Given problem => Write out every line below that includes the word "this".

Information shown =>
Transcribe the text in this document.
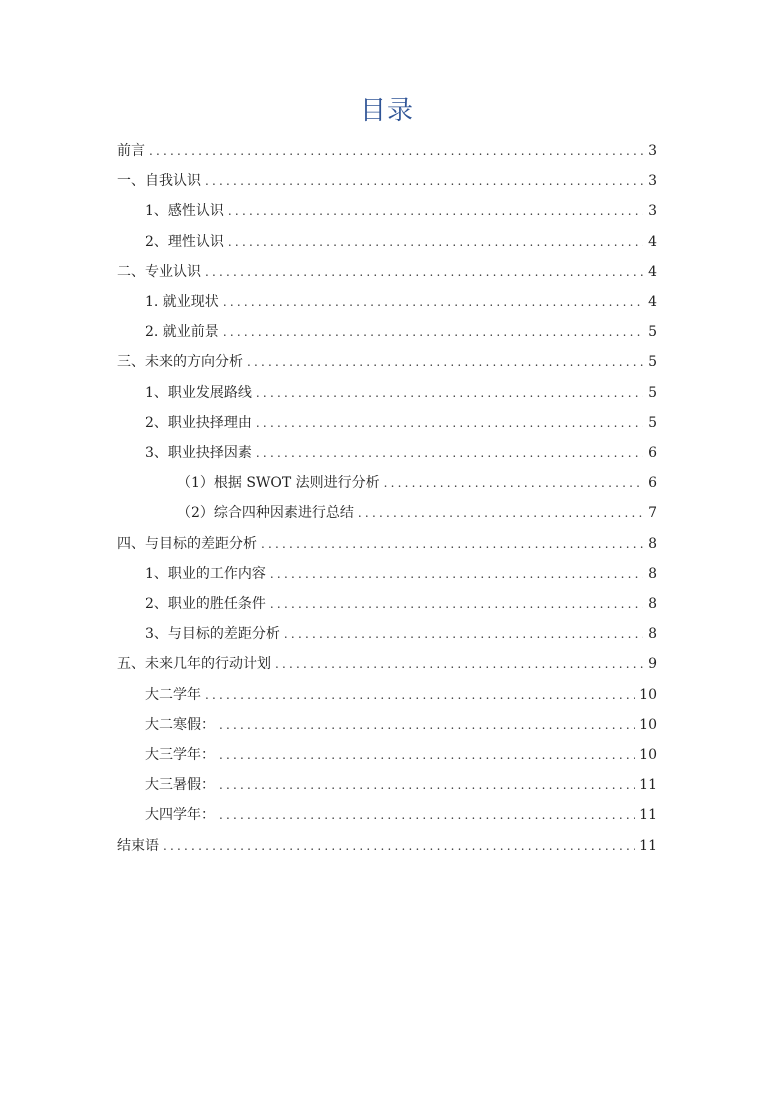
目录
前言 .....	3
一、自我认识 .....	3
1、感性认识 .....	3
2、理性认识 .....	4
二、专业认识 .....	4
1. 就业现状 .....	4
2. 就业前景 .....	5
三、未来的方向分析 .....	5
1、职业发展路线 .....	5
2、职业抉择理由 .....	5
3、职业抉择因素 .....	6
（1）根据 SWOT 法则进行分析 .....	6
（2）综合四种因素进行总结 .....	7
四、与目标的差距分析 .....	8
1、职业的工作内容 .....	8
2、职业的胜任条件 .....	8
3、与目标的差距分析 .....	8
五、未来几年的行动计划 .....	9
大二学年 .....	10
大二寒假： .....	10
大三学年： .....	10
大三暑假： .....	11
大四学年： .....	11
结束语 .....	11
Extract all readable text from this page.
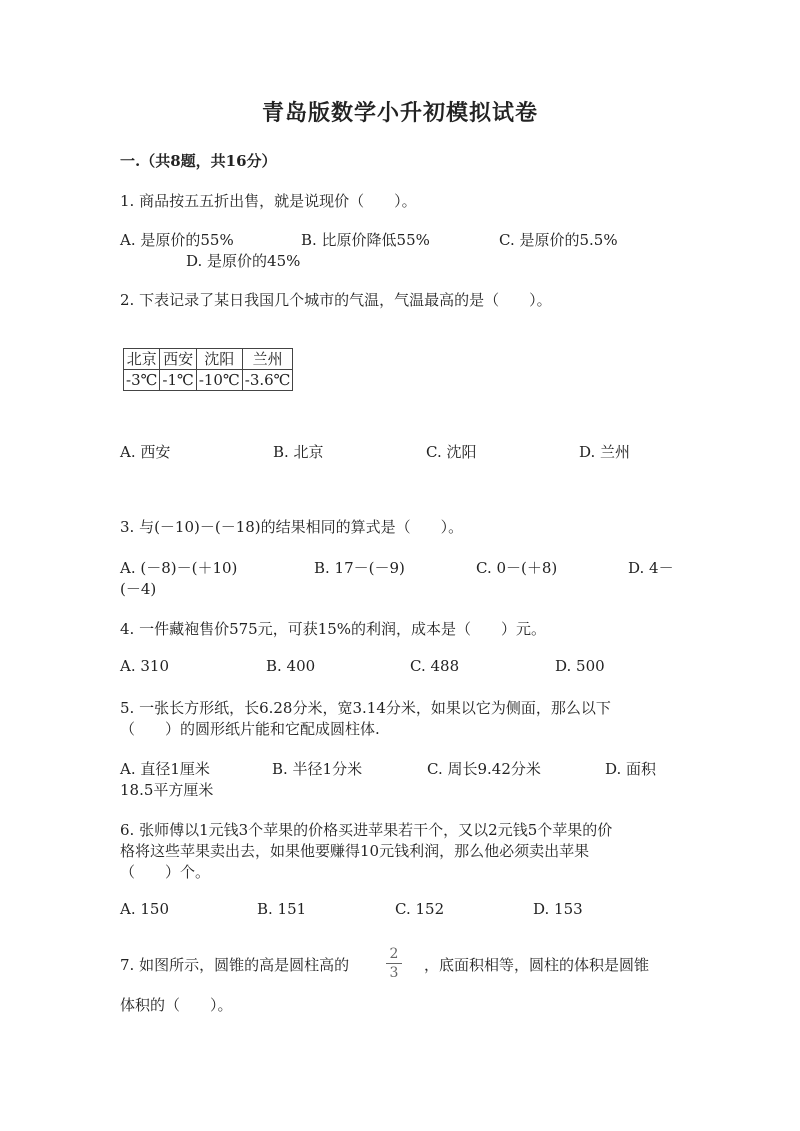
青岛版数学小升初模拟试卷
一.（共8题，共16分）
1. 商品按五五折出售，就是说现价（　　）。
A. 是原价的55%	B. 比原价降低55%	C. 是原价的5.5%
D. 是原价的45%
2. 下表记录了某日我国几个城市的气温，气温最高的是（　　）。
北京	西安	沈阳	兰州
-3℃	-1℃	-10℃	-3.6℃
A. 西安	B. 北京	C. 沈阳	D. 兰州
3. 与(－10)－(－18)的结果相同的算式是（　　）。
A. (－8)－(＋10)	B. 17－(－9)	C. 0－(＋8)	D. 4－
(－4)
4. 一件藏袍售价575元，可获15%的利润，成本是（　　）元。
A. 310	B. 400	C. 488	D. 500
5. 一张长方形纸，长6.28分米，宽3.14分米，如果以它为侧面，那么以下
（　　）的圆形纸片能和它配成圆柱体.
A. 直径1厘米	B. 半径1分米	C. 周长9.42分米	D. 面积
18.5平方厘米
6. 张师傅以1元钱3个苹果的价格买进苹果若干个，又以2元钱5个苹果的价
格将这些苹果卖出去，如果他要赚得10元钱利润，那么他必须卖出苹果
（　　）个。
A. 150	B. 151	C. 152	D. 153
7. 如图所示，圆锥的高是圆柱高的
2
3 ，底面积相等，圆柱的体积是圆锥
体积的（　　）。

Exercise result =>
Transcribe the text in this document.
Extract all readable text from this page.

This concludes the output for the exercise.